Directions for this task: Rewrite the passage below on the Israeli Film Days, starting with "Between 24-27 November" and going on through "the Israeli state.", substituting "the venue" for each "Filmbase".

Document segment:
## begin

Between 24-27 November 2011, the Government of Israel held “Israeli Film Days” at Filmbase in Temple Bar, Dublin’s “cultural quarter”.In advance of this event, the Ireland Palestine Solidarity Campaign (IPSC) requested Filmbase to reconsider its decision to host the festival:
At a time when Irish peace activists have been illegally imprisoned in Israel after their humanitarian ship the MV Saoirse was hi-jacked in international waters by Israeli commandos, hosting these ‘Israeli Film Days’ sends out the worst possible message: that Filmbase is indifferent to its exploitation as a site of propaganda for the state that perpetrates such atrocities. To cancel the event at this point would… be perceived worldwide as an honourable gesture of solidarity with the oppressed Palestinian people who have called for an international cultural boycott of the Israeli state.

## end

Supplied material:
## begin

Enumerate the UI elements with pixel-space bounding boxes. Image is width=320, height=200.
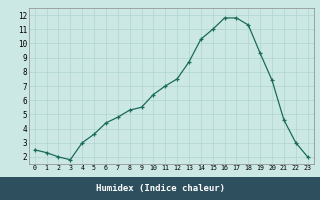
Text: Humidex (Indice chaleur): Humidex (Indice chaleur): [95, 184, 225, 193]
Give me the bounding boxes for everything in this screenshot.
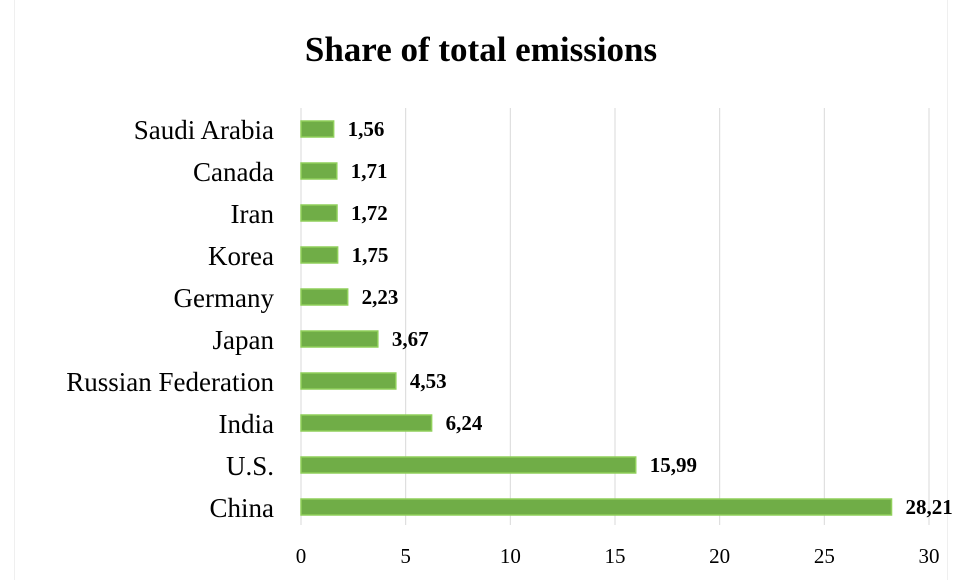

## end

Task answer:
Between 24-27 November 2011, the Government of Israel held “Israeli Film Days” at the venue in Temple Bar, Dublin’s “cultural quarter”.In advance of this event, the Ireland Palestine Solidarity Campaign (IPSC) requested the venue to reconsider its decision to host the festival:
At a time when Irish peace activists have been illegally imprisoned in Israel after their humanitarian ship the MV Saoirse was hi-jacked in international waters by Israeli commandos, hosting these ‘Israeli Film Days’ sends out the worst possible message: that the venue is indifferent to its exploitation as a site of propaganda for the state that perpetrates such atrocities. To cancel the event at this point would… be perceived worldwide as an honourable gesture of solidarity with the oppressed Palestinian people who have called for an international cultural boycott of the Israeli state.